- **Exercise brief**: Each entry must appear again exactly as it does in the source.

(Figure content listings)
=======

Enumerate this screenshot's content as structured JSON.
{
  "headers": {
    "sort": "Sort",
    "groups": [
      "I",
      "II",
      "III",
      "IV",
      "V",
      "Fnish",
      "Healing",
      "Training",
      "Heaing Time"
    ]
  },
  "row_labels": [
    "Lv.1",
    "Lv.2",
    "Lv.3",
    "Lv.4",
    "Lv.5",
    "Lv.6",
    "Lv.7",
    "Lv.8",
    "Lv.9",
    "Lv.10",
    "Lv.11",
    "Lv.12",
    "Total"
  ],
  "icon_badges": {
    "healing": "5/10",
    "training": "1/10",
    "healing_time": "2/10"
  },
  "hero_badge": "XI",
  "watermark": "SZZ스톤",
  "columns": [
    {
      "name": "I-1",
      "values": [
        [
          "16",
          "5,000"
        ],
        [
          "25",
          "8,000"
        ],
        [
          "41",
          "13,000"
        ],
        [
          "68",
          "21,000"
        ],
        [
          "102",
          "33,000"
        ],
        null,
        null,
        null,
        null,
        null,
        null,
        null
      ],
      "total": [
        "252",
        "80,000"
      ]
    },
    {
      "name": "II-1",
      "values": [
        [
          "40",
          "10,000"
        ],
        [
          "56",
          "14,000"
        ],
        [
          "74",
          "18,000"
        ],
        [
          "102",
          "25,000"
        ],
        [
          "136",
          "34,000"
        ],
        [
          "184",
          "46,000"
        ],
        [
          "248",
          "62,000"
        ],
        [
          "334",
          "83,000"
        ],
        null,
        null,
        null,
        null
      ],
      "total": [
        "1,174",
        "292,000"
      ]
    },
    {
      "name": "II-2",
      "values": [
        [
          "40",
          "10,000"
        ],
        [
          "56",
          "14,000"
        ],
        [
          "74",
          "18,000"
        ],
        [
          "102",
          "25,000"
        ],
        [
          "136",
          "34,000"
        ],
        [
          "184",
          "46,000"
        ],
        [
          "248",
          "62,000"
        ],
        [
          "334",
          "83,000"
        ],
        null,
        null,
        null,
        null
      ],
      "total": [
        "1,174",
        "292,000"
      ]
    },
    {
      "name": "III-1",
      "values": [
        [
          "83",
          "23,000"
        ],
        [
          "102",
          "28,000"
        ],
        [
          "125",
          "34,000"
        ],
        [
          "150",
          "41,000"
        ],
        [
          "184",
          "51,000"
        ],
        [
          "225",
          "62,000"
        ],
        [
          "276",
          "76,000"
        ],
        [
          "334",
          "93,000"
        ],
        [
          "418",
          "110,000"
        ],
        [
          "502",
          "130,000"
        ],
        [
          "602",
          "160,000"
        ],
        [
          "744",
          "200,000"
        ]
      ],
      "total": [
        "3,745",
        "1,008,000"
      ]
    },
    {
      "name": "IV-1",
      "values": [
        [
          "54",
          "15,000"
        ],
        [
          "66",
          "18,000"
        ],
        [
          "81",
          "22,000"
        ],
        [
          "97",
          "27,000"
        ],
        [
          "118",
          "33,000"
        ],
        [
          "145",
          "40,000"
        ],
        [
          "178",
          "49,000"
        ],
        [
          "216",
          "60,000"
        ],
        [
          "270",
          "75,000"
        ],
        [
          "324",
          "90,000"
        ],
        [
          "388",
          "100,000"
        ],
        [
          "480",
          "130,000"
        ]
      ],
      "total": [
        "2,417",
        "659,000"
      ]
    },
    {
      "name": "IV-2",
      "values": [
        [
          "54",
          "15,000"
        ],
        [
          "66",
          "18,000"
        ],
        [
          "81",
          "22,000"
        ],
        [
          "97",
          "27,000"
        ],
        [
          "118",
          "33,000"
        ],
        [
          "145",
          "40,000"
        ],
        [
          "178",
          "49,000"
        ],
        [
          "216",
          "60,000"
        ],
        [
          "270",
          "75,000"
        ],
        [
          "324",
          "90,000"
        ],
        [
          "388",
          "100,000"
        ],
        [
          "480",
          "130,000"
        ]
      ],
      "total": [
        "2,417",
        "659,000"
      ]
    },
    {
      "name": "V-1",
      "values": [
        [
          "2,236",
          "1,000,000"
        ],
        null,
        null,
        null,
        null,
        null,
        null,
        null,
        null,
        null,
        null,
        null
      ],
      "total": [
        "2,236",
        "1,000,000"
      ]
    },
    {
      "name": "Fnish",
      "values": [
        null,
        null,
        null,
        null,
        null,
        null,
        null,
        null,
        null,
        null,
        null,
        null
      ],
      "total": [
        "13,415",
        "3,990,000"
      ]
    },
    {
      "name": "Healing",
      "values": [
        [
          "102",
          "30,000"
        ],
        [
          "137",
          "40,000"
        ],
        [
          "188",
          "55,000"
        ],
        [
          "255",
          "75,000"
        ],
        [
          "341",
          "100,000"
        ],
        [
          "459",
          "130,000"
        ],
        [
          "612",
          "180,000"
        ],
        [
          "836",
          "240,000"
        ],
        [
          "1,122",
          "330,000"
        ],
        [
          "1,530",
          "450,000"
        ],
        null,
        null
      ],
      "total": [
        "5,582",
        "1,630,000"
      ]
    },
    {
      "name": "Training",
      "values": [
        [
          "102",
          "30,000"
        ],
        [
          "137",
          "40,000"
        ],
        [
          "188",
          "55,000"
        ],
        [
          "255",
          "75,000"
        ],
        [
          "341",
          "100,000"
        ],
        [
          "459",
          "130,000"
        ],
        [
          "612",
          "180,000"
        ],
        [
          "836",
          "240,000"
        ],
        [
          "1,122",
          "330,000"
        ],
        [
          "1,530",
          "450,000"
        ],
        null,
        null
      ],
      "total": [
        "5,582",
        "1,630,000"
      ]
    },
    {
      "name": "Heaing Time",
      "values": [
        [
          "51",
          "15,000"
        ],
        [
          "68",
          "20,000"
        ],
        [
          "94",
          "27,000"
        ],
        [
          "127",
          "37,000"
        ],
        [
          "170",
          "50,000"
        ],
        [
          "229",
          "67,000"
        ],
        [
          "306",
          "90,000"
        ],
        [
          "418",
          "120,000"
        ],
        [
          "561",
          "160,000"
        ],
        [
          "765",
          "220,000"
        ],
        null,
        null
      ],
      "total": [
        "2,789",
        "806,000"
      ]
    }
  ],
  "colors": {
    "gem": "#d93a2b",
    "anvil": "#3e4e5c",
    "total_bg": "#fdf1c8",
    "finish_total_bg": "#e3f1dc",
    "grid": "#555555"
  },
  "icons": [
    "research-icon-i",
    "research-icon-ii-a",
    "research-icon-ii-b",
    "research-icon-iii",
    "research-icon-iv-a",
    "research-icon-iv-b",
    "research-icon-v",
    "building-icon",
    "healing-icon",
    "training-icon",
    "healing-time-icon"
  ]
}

=======

- **Right answer**:
Enumerate this screenshot's content as structured JSON.
{
  "headers": {
    "sort": "Sort",
    "groups": [
      "I",
      "II",
      "III",
      "IV",
      "V",
      "Fnish",
      "Healing",
      "Training",
      "Heaing Time"
    ]
  },
  "row_labels": [
    "Lv.1",
    "Lv.2",
    "Lv.3",
    "Lv.4",
    "Lv.5",
    "Lv.6",
    "Lv.7",
    "Lv.8",
    "Lv.9",
    "Lv.10",
    "Lv.11",
    "Lv.12",
    "Total"
  ],
  "icon_badges": {
    "healing": "5/10",
    "training": "1/10",
    "healing_time": "2/10"
  },
  "hero_badge": "XI",
  "watermark": "SZZ스톤",
  "columns": [
    {
      "name": "I-1",
      "values": [
        [
          "16",
          "5,000"
        ],
        [
          "25",
          "8,000"
        ],
        [
          "41",
          "13,000"
        ],
        [
          "68",
          "21,000"
        ],
        [
          "102",
          "33,000"
        ],
        null,
        null,
        null,
        null,
        null,
        null,
        null
      ],
      "total": [
        "252",
        "80,000"
      ]
    },
    {
      "name": "II-1",
      "values": [
        [
          "40",
          "10,000"
        ],
        [
          "56",
          "14,000"
        ],
        [
          "74",
          "18,000"
        ],
        [
          "102",
          "25,000"
        ],
        [
          "136",
          "34,000"
        ],
        [
          "184",
          "46,000"
        ],
        [
          "248",
          "62,000"
        ],
        [
          "334",
          "83,000"
        ],
        null,
        null,
        null,
        null
      ],
      "total": [
        "1,174",
        "292,000"
      ]
    },
    {
      "name": "II-2",
      "values": [
        [
          "40",
          "10,000"
        ],
        [
          "56",
          "14,000"
        ],
        [
          "74",
          "18,000"
        ],
        [
          "102",
          "25,000"
        ],
        [
          "136",
          "34,000"
        ],
        [
          "184",
          "46,000"
        ],
        [
          "248",
          "62,000"
        ],
        [
          "334",
          "83,000"
        ],
        null,
        null,
        null,
        null
      ],
      "total": [
        "1,174",
        "292,000"
      ]
    },
    {
      "name": "III-1",
      "values": [
        [
          "83",
          "23,000"
        ],
        [
          "102",
          "28,000"
        ],
        [
          "125",
          "34,000"
        ],
        [
          "150",
          "41,000"
        ],
        [
          "184",
          "51,000"
        ],
        [
          "225",
          "62,000"
        ],
        [
          "276",
          "76,000"
        ],
        [
          "334",
          "93,000"
        ],
        [
          "418",
          "110,000"
        ],
        [
          "502",
          "130,000"
        ],
        [
          "602",
          "160,000"
        ],
        [
          "744",
          "200,000"
        ]
      ],
      "total": [
        "3,745",
        "1,008,000"
      ]
    },
    {
      "name": "IV-1",
      "values": [
        [
          "54",
          "15,000"
        ],
        [
          "66",
          "18,000"
        ],
        [
          "81",
          "22,000"
        ],
        [
          "97",
          "27,000"
        ],
        [
          "118",
          "33,000"
        ],
        [
          "145",
          "40,000"
        ],
        [
          "178",
          "49,000"
        ],
        [
          "216",
          "60,000"
        ],
        [
          "270",
          "75,000"
        ],
        [
          "324",
          "90,000"
        ],
        [
          "388",
          "100,000"
        ],
        [
          "480",
          "130,000"
        ]
      ],
      "total": [
        "2,417",
        "659,000"
      ]
    },
    {
      "name": "IV-2",
      "values": [
        [
          "54",
          "15,000"
        ],
        [
          "66",
          "18,000"
        ],
        [
          "81",
          "22,000"
        ],
        [
          "97",
          "27,000"
        ],
        [
          "118",
          "33,000"
        ],
        [
          "145",
          "40,000"
        ],
        [
          "178",
          "49,000"
        ],
        [
          "216",
          "60,000"
        ],
        [
          "270",
          "75,000"
        ],
        [
          "324",
          "90,000"
        ],
        [
          "388",
          "100,000"
        ],
        [
          "480",
          "130,000"
        ]
      ],
      "total": [
        "2,417",
        "659,000"
      ]
    },
    {
      "name": "V-1",
      "values": [
        [
          "2,236",
          "1,000,000"
        ],
        null,
        null,
        null,
        null,
        null,
        null,
        null,
        null,
        null,
        null,
        null
      ],
      "total": [
        "2,236",
        "1,000,000"
      ]
    },
    {
      "name": "Fnish",
      "values": [
        null,
        null,
        null,
        null,
        null,
        null,
        null,
        null,
        null,
        null,
        null,
        null
      ],
      "total": [
        "13,415",
        "3,990,000"
      ]
    },
    {
      "name": "Healing",
      "values": [
        [
          "102",
          "30,000"
        ],
        [
          "137",
          "40,000"
        ],
        [
          "188",
          "55,000"
        ],
        [
          "255",
          "75,000"
        ],
        [
          "341",
          "100,000"
        ],
        [
          "459",
          "130,000"
        ],
        [
          "612",
          "180,000"
        ],
        [
          "836",
          "240,000"
        ],
        [
          "1,122",
          "330,000"
        ],
        [
          "1,530",
          "450,000"
        ],
        null,
        null
      ],
      "total": [
        "5,582",
        "1,630,000"
      ]
    },
    {
      "name": "Training",
      "values": [
        [
          "102",
          "30,000"
        ],
        [
          "137",
          "40,000"
        ],
        [
          "188",
          "55,000"
        ],
        [
          "255",
          "75,000"
        ],
        [
          "341",
          "100,000"
        ],
        [
          "459",
          "130,000"
        ],
        [
          "612",
          "180,000"
        ],
        [
          "836",
          "240,000"
        ],
        [
          "1,122",
          "330,000"
        ],
        [
          "1,530",
          "450,000"
        ],
        null,
        null
      ],
      "total": [
        "5,582",
        "1,630,000"
      ]
    },
    {
      "name": "Heaing Time",
      "values": [
        [
          "51",
          "15,000"
        ],
        [
          "68",
          "20,000"
        ],
        [
          "94",
          "27,000"
        ],
        [
          "127",
          "37,000"
        ],
        [
          "170",
          "50,000"
        ],
        [
          "229",
          "67,000"
        ],
        [
          "306",
          "90,000"
        ],
        [
          "418",
          "120,000"
        ],
        [
          "561",
          "160,000"
        ],
        [
          "765",
          "220,000"
        ],
        null,
        null
      ],
      "total": [
        "2,789",
        "806,000"
      ]
    }
  ],
  "colors": {
    "gem": "#d93a2b",
    "anvil": "#3e4e5c",
    "total_bg": "#fdf1c8",
    "finish_total_bg": "#e3f1dc",
    "grid": "#555555"
  },
  "icons": [
    "research-icon-i",
    "research-icon-ii-a",
    "research-icon-ii-b",
    "research-icon-iii",
    "research-icon-iv-a",
    "research-icon-iv-b",
    "research-icon-v",
    "building-icon",
    "healing-icon",
    "training-icon",
    "healing-time-icon"
  ]
}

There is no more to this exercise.